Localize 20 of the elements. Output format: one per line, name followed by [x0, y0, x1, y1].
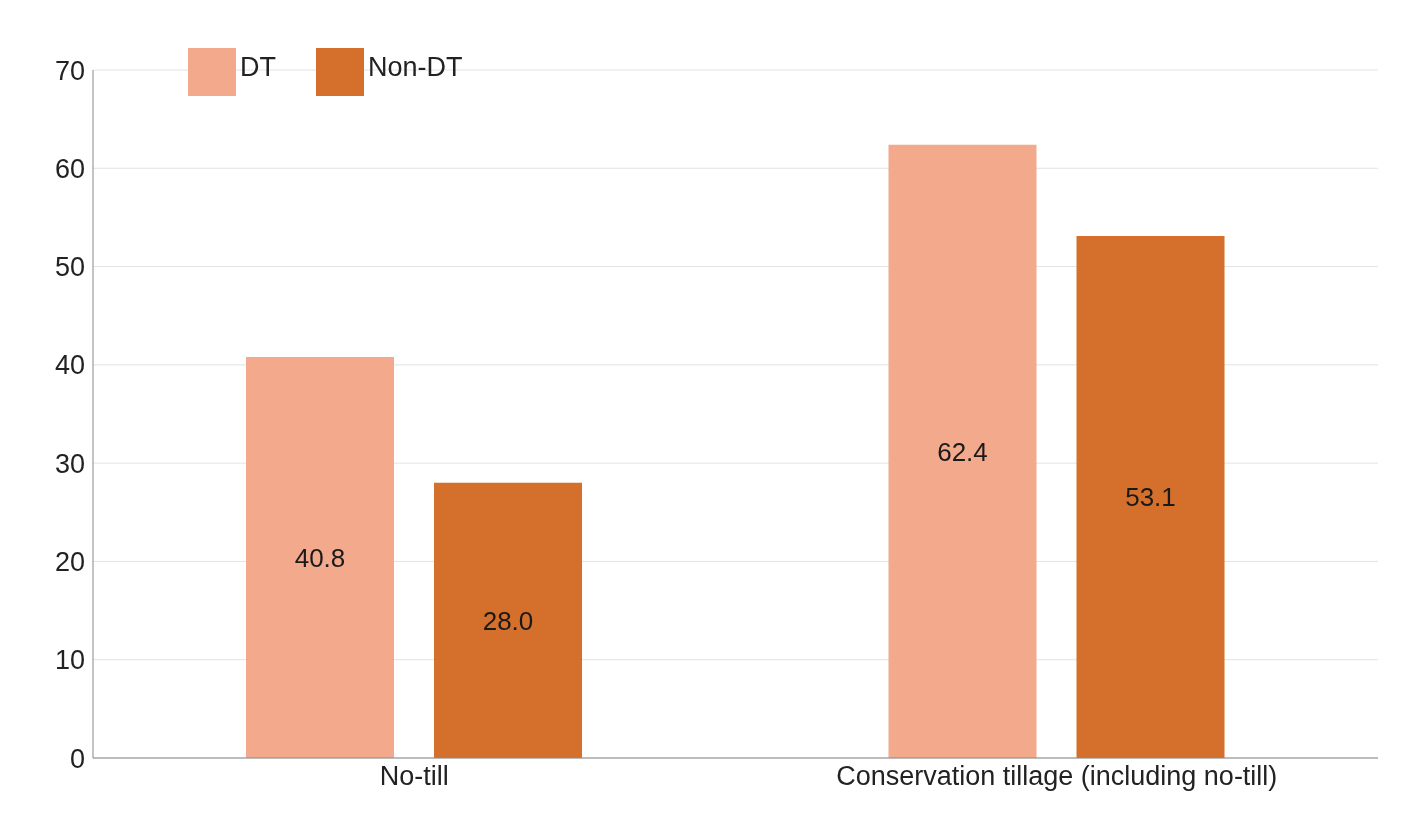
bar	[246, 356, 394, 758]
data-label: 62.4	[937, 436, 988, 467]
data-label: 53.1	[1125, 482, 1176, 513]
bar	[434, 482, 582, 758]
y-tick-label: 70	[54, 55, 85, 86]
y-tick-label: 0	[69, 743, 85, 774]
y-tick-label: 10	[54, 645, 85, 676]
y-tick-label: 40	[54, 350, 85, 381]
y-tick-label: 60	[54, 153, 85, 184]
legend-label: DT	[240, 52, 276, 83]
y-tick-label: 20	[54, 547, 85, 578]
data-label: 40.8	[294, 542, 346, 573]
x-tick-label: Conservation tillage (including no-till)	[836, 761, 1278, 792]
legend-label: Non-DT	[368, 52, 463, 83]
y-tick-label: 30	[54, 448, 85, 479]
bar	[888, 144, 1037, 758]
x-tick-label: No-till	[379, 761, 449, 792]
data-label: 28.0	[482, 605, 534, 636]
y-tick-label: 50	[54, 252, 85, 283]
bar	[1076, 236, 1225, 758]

■ STATED GOAL ■
Please rewrite every line of the items above as a Markdown table with the columns "No." and "Text": one row per line, numbered in order. Skip blank lines and leave out the pictures.

■ THE SOLUTION ■
| No. | Text |
|---|---|
| 1 | Localize 20 of the elements. Output format: one per line, name followed by [x0, y0, x1, y1]. |
| 2 | bar	[246, 356, 394, 758] |
| 3 | data-label: 62.4	[937, 436, 988, 467] |
| 4 | data-label: 53.1	[1125, 482, 1176, 513] |
| 5 | bar	[434, 482, 582, 758] |
| 6 | y-tick-label: 70	[54, 55, 85, 86] |
| 7 | y-tick-label: 0	[69, 743, 85, 774] |
| 8 | y-tick-label: 10	[54, 645, 85, 676] |
| 9 | y-tick-label: 40	[54, 350, 85, 381] |
| 10 | y-tick-label: 60	[54, 153, 85, 184] |
| 11 | legend-label: DT	[240, 52, 276, 83] |
| 12 | y-tick-label: 20	[54, 547, 85, 578] |
| 13 | data-label: 40.8	[294, 542, 346, 573] |
| 14 | x-tick-label: Conservation tillage (including no-till)	[836, 761, 1278, 792] |
| 15 | legend-label: Non-DT	[368, 52, 463, 83] |
| 16 | y-tick-label: 30	[54, 448, 85, 479] |
| 17 | bar	[888, 144, 1037, 758] |
| 18 | x-tick-label: No-till	[379, 761, 449, 792] |
| 19 | data-label: 28.0	[482, 605, 534, 636] |
| 20 | y-tick-label: 50	[54, 252, 85, 283] |
| 21 | bar	[1076, 236, 1225, 758] |